__EXTRACTED MATERIAL__.
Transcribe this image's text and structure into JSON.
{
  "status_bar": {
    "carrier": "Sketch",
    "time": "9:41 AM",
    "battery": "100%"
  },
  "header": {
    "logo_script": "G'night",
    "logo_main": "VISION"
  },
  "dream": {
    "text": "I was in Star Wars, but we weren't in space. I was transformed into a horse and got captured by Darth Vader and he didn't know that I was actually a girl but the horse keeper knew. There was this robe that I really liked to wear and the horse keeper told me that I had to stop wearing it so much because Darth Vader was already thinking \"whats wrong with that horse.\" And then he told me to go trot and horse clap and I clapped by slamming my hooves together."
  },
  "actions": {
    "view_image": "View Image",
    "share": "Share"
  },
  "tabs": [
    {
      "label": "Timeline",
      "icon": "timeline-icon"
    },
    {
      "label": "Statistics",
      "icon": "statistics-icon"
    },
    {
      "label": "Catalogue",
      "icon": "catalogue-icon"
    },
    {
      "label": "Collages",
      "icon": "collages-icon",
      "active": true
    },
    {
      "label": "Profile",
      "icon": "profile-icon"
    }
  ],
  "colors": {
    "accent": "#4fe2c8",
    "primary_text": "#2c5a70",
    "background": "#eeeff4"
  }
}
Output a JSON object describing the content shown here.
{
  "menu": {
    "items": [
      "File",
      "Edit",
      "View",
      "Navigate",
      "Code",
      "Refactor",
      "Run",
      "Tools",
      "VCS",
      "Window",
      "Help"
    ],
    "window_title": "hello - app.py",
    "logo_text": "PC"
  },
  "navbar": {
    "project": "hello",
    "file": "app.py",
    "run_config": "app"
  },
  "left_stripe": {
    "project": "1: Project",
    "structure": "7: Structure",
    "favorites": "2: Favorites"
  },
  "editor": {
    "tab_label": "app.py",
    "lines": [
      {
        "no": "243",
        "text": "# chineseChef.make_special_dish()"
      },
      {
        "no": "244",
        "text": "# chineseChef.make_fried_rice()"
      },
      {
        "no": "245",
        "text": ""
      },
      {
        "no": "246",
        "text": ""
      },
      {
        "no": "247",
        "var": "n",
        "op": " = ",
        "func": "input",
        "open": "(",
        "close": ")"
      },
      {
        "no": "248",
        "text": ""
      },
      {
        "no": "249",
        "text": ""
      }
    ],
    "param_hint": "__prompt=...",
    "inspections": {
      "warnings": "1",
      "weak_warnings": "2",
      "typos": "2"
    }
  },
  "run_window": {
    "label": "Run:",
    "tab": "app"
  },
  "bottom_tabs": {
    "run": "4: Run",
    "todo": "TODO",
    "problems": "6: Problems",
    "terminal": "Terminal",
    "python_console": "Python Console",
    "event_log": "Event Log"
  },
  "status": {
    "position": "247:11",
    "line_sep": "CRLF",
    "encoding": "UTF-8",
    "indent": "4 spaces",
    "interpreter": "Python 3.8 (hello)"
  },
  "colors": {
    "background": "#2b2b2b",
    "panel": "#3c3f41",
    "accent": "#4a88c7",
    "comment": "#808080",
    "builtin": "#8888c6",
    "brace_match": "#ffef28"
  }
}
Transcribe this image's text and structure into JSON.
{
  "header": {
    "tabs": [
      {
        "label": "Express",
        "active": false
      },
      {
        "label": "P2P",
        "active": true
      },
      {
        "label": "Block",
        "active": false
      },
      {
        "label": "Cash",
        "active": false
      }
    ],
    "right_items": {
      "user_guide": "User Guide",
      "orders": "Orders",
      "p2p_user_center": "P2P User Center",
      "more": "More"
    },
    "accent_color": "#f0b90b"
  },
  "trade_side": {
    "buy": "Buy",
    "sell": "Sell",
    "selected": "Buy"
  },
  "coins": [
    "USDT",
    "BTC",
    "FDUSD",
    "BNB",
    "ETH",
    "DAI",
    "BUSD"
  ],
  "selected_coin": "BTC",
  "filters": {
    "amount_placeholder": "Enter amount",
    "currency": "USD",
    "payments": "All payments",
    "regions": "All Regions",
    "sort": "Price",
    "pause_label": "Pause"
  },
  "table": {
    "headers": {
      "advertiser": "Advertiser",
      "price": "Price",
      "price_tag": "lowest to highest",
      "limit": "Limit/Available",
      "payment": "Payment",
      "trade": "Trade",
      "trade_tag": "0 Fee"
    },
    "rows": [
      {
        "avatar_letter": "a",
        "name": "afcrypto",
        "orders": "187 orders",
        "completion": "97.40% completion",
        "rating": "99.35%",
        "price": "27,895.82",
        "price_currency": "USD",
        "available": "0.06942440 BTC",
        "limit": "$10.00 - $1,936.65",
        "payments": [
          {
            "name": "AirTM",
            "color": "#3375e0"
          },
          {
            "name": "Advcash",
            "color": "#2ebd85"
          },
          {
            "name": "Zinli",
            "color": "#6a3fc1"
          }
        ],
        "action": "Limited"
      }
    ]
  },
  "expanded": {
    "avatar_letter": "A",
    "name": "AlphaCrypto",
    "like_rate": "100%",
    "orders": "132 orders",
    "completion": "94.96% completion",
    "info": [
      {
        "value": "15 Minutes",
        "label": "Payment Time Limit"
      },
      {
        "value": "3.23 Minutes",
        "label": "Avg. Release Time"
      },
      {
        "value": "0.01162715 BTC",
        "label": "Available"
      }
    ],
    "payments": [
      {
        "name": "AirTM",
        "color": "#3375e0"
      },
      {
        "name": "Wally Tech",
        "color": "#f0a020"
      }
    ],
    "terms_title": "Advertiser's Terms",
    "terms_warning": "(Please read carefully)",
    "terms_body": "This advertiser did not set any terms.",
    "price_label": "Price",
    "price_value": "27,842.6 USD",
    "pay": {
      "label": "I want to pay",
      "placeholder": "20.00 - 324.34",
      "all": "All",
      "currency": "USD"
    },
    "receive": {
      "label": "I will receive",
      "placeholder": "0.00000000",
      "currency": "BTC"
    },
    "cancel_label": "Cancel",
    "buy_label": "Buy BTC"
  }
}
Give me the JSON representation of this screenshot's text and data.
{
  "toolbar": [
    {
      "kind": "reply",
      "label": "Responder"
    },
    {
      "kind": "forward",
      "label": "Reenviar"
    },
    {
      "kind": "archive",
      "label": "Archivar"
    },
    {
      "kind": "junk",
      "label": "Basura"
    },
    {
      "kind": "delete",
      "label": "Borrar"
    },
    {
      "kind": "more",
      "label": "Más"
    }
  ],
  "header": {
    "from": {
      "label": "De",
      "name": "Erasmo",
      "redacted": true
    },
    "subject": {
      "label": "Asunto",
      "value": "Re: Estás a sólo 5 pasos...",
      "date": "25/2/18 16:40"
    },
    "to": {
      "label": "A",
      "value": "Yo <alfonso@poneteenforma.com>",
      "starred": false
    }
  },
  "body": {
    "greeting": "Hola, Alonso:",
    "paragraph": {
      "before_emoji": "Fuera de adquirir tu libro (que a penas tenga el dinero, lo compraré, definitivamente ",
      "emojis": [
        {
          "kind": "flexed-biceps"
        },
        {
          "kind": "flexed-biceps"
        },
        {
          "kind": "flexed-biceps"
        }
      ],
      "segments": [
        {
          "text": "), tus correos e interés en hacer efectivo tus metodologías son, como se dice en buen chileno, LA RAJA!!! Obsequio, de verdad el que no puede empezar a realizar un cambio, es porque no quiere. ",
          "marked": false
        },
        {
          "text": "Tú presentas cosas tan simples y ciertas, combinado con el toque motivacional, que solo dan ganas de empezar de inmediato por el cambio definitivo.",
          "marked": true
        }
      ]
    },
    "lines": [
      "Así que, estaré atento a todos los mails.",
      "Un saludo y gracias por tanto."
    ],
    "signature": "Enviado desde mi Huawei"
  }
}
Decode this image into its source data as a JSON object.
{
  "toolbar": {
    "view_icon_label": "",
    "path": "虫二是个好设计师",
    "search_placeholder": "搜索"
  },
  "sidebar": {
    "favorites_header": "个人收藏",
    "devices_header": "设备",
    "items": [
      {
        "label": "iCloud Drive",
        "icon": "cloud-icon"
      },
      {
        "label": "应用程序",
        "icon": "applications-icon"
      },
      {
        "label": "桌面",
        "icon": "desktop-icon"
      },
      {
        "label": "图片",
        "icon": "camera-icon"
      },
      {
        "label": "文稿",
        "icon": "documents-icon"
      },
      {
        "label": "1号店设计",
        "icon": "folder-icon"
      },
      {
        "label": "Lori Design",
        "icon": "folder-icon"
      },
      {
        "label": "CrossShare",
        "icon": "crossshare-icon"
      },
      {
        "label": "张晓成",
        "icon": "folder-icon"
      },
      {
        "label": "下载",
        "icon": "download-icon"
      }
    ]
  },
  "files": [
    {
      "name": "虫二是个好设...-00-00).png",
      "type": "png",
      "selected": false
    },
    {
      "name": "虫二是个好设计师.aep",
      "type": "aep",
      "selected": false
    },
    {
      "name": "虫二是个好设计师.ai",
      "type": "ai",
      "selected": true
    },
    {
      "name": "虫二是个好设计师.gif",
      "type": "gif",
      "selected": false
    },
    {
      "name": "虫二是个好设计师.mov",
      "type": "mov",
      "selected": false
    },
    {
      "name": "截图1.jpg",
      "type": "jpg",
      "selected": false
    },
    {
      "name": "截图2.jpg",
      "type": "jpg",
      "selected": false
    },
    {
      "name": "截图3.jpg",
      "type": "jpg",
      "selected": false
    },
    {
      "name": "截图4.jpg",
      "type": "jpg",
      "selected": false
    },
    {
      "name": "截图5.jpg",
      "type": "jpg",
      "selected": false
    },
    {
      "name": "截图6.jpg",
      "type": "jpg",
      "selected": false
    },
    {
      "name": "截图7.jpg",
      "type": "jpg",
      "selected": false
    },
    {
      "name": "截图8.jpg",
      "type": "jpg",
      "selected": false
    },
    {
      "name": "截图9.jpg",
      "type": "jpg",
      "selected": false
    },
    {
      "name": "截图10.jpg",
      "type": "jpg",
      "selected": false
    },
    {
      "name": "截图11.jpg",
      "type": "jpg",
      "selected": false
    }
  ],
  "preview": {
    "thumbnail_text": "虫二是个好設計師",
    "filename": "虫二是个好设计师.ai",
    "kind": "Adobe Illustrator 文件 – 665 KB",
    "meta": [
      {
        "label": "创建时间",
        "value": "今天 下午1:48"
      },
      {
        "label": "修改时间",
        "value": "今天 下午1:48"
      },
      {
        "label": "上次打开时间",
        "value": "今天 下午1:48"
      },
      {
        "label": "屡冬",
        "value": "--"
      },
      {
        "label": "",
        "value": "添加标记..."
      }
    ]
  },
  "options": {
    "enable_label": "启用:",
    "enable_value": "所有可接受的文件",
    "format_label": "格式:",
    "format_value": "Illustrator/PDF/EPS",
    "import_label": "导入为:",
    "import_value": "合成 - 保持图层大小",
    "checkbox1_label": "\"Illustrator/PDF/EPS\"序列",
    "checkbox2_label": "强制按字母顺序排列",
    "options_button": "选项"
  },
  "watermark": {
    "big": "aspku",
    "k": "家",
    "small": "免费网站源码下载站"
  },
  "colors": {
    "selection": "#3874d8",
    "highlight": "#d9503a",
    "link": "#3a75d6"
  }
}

__DIRECTIVE__. Count the lines above that contain the word "cambio", and give only that number.

__WORKED SOLUTION__. 2